Challenge:
Without the pictures, output the records below word for word.
--- START ---
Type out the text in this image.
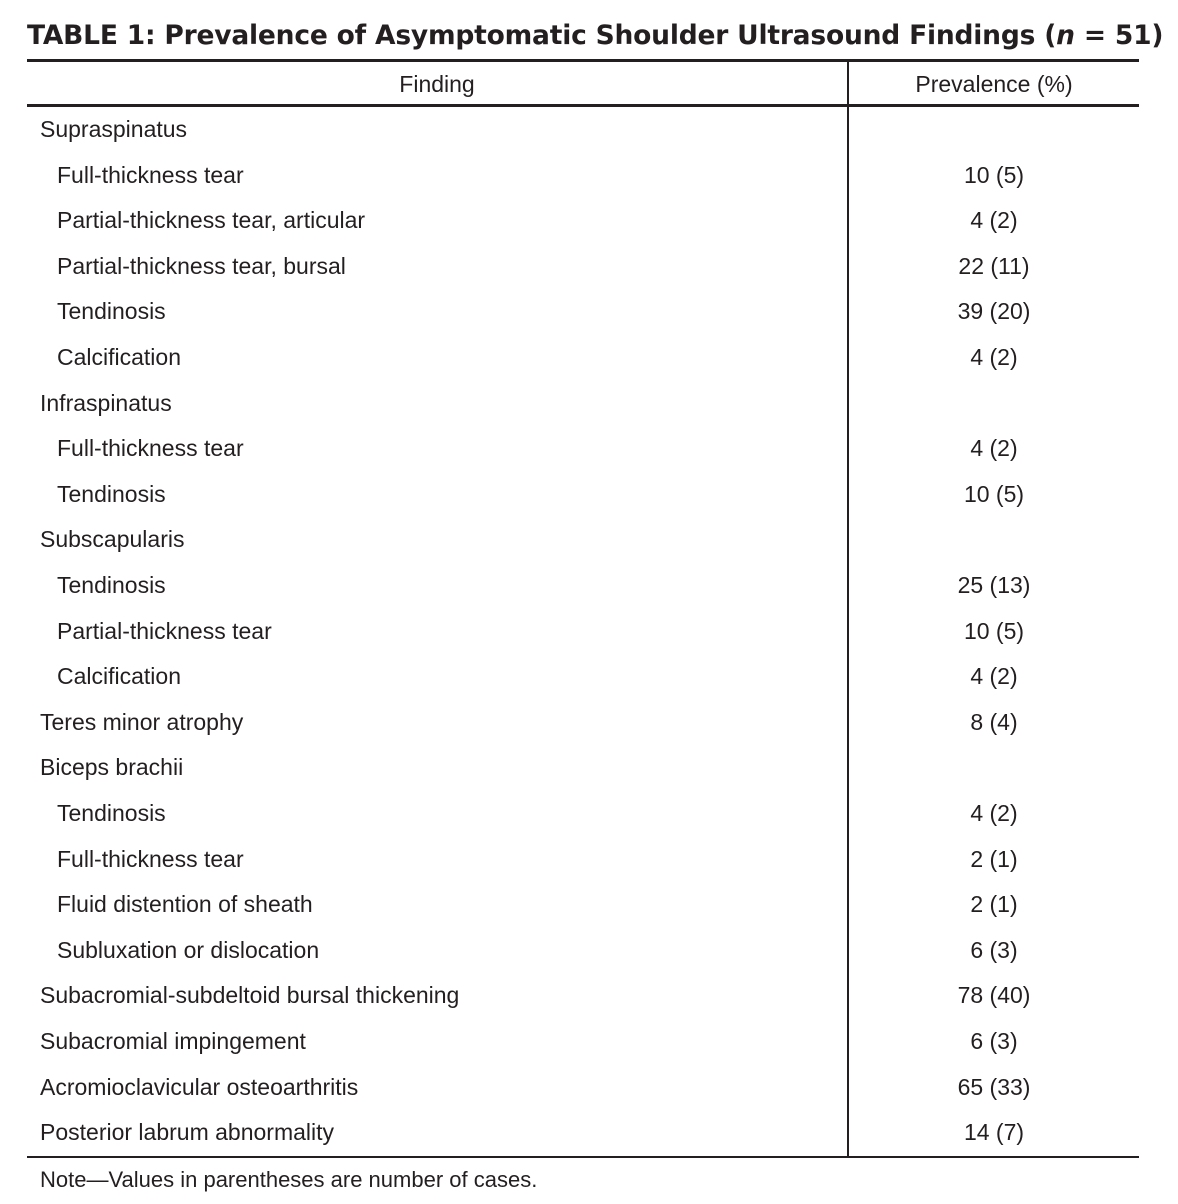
TABLE 1: Prevalence of Asymptomatic Shoulder Ultrasound Findings (n = 51)
Finding	Prevalence (%)
Supraspinatus
Full-thickness tear	10 (5)
Partial-thickness tear, articular	4 (2)
Partial-thickness tear, bursal	22 (11)
Tendinosis	39 (20)
Calcification	4 (2)
Infraspinatus
Full-thickness tear	4 (2)
Tendinosis	10 (5)
Subscapularis
Tendinosis	25 (13)
Partial-thickness tear	10 (5)
Calcification	4 (2)
Teres minor atrophy	8 (4)
Biceps brachii
Tendinosis	4 (2)
Full-thickness tear	2 (1)
Fluid distention of sheath	2 (1)
Subluxation or dislocation	6 (3)
Subacromial-subdeltoid bursal thickening	78 (40)
Subacromial impingement	6 (3)
Acromioclavicular osteoarthritis	65 (33)
Posterior labrum abnormality	14 (7)
Note—Values in parentheses are number of cases.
--- END ---
Exercise result:
Type out the text in this image.
TABLE 1: Prevalence of Asymptomatic Shoulder Ultrasound Findings (n = 51)
Finding	Prevalence (%)
Supraspinatus
Full-thickness tear	10 (5)
Partial-thickness tear, articular	4 (2)
Partial-thickness tear, bursal	22 (11)
Tendinosis	39 (20)
Calcification	4 (2)
Infraspinatus
Full-thickness tear	4 (2)
Tendinosis	10 (5)
Subscapularis
Tendinosis	25 (13)
Partial-thickness tear	10 (5)
Calcification	4 (2)
Teres minor atrophy	8 (4)
Biceps brachii
Tendinosis	4 (2)
Full-thickness tear	2 (1)
Fluid distention of sheath	2 (1)
Subluxation or dislocation	6 (3)
Subacromial-subdeltoid bursal thickening	78 (40)
Subacromial impingement	6 (3)
Acromioclavicular osteoarthritis	65 (33)
Posterior labrum abnormality	14 (7)
Note—Values in parentheses are number of cases.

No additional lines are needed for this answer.